Written exercise: Gather from the material every line that contains the string "computer".

>> Begin Material provided

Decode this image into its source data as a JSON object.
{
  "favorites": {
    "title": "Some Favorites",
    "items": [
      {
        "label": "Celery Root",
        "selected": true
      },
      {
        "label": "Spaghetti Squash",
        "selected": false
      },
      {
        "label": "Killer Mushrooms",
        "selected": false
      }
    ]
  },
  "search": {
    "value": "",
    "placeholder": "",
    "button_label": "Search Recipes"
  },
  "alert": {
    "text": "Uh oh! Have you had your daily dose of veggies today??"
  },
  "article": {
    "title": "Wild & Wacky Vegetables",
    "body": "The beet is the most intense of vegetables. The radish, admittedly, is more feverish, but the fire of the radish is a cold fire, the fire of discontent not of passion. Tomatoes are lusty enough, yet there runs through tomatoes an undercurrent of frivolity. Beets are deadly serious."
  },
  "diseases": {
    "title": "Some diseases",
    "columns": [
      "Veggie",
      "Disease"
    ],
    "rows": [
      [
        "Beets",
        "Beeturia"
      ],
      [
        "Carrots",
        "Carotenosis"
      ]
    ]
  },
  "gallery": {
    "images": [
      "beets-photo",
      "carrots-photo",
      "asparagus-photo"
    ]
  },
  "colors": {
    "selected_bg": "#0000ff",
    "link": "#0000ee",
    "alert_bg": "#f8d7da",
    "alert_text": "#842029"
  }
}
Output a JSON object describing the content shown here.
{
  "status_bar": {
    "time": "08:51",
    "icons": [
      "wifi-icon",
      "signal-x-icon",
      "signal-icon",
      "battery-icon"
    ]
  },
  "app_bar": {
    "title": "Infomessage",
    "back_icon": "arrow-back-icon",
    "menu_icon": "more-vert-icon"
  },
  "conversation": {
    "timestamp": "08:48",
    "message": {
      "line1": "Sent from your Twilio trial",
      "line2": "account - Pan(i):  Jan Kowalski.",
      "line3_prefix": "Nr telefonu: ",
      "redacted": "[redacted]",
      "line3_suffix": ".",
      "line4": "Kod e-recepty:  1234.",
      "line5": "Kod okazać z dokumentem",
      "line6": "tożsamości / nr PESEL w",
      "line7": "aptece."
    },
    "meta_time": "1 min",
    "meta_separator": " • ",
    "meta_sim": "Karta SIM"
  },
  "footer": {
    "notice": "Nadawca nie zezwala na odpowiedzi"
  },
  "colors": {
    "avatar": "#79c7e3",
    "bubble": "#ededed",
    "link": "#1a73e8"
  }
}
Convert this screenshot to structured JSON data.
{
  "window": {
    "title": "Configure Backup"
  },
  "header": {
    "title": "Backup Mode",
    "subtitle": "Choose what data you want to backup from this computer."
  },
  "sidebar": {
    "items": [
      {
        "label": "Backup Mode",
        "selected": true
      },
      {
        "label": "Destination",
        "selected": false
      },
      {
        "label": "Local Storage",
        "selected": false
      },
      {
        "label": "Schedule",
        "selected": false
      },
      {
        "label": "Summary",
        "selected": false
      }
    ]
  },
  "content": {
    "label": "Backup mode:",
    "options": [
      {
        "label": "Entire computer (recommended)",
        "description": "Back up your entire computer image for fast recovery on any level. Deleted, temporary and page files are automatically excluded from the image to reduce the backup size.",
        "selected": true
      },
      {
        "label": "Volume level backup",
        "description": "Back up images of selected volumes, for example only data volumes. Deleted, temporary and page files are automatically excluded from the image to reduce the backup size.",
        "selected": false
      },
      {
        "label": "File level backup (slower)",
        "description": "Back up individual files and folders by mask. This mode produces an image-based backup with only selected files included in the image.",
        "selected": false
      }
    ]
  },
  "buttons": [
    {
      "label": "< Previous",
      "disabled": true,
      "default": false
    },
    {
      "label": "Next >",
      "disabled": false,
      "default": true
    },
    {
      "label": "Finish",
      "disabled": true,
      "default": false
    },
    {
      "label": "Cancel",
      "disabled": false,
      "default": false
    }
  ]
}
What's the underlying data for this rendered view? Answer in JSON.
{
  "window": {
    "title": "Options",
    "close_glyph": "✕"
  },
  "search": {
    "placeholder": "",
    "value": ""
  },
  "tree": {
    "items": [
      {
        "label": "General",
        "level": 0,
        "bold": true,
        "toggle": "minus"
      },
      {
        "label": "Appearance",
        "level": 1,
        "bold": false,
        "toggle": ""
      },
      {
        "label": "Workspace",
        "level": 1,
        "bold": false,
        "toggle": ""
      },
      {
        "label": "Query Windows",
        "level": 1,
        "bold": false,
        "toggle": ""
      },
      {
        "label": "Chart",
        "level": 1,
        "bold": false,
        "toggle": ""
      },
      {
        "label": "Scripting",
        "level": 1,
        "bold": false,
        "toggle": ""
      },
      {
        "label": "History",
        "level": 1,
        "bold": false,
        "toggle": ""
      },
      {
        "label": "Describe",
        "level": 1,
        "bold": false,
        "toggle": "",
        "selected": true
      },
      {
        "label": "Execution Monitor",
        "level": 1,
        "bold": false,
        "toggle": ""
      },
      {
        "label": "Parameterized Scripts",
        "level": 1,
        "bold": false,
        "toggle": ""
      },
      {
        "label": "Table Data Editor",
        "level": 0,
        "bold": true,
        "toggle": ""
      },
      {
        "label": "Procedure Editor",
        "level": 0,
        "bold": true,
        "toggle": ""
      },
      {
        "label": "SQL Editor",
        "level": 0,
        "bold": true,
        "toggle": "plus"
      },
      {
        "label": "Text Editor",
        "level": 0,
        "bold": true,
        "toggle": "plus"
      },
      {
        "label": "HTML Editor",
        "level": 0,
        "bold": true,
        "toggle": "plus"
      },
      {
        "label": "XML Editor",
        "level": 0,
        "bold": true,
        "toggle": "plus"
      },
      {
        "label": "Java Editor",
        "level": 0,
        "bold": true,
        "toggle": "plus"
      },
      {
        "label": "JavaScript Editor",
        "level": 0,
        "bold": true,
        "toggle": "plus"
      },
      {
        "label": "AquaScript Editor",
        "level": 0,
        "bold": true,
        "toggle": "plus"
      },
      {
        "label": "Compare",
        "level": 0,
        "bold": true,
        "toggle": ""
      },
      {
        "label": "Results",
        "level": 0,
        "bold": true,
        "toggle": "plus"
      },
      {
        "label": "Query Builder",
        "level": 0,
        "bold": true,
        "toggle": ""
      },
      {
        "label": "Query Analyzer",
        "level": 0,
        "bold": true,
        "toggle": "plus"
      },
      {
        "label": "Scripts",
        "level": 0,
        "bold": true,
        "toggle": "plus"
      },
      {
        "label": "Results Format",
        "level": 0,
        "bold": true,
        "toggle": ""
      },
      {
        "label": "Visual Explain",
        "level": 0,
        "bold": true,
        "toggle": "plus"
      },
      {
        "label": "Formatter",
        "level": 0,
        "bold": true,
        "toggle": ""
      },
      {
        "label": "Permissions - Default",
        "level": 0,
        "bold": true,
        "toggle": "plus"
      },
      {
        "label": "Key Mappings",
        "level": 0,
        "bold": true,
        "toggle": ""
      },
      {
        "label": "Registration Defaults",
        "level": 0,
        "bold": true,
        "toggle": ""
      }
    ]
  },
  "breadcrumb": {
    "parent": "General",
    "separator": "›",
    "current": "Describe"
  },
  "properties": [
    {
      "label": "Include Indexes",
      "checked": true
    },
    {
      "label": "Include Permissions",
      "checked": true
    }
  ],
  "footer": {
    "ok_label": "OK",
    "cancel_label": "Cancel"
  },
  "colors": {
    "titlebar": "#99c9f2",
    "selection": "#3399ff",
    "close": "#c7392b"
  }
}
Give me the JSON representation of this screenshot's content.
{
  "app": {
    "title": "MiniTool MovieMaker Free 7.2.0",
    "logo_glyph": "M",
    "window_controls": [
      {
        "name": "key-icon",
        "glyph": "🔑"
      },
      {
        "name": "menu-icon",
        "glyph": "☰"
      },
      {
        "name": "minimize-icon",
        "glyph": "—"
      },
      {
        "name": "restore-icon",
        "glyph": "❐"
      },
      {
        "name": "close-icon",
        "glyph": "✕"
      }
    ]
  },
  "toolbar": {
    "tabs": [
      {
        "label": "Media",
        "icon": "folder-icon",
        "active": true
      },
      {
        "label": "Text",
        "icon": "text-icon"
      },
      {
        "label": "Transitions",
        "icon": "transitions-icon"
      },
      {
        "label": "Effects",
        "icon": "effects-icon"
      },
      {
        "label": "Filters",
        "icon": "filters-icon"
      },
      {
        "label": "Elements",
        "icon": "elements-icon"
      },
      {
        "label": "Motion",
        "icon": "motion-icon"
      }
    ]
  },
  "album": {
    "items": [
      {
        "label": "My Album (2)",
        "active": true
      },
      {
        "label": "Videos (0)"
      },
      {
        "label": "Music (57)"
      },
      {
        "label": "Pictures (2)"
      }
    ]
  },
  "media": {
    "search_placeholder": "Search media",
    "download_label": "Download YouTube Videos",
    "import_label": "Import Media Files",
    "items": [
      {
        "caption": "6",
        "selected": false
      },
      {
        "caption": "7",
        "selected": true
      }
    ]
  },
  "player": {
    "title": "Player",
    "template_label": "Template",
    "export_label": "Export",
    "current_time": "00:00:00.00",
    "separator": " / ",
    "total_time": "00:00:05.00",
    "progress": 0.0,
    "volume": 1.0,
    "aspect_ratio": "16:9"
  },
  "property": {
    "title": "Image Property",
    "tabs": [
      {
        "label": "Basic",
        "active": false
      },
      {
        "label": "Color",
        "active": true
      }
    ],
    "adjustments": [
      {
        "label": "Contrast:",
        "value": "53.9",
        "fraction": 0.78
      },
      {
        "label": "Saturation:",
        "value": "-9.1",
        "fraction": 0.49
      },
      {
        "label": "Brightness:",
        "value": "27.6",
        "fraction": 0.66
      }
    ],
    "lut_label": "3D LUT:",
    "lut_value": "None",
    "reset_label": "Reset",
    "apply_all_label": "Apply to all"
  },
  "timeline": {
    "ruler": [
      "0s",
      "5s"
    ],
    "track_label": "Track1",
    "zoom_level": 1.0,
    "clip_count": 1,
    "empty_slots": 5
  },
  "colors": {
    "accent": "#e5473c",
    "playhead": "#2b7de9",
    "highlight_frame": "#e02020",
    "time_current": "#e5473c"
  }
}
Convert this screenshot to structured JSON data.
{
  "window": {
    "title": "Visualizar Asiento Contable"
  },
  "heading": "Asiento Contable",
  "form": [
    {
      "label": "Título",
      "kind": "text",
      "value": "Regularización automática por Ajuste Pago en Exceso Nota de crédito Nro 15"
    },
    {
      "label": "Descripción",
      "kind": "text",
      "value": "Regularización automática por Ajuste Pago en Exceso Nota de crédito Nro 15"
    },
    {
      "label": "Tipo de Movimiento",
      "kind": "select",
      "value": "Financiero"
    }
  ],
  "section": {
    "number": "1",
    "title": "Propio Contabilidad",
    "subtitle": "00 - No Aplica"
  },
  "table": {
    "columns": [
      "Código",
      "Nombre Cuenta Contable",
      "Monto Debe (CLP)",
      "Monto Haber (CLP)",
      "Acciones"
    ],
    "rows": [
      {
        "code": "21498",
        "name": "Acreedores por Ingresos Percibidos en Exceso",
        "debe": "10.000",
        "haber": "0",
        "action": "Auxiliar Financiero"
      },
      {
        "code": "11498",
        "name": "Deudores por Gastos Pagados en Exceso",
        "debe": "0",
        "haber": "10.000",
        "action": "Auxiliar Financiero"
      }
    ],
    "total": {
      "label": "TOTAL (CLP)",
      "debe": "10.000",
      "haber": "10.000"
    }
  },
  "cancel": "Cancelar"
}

>> End Material provided

Task response:
    "subtitle": "Choose what data you want to backup from this computer."
        "label": "Entire computer (recommended)",
        "description": "Back up your entire computer image for fast recovery on any level. Deleted, temporary and page files are automatically excluded from the image to reduce the backup size.",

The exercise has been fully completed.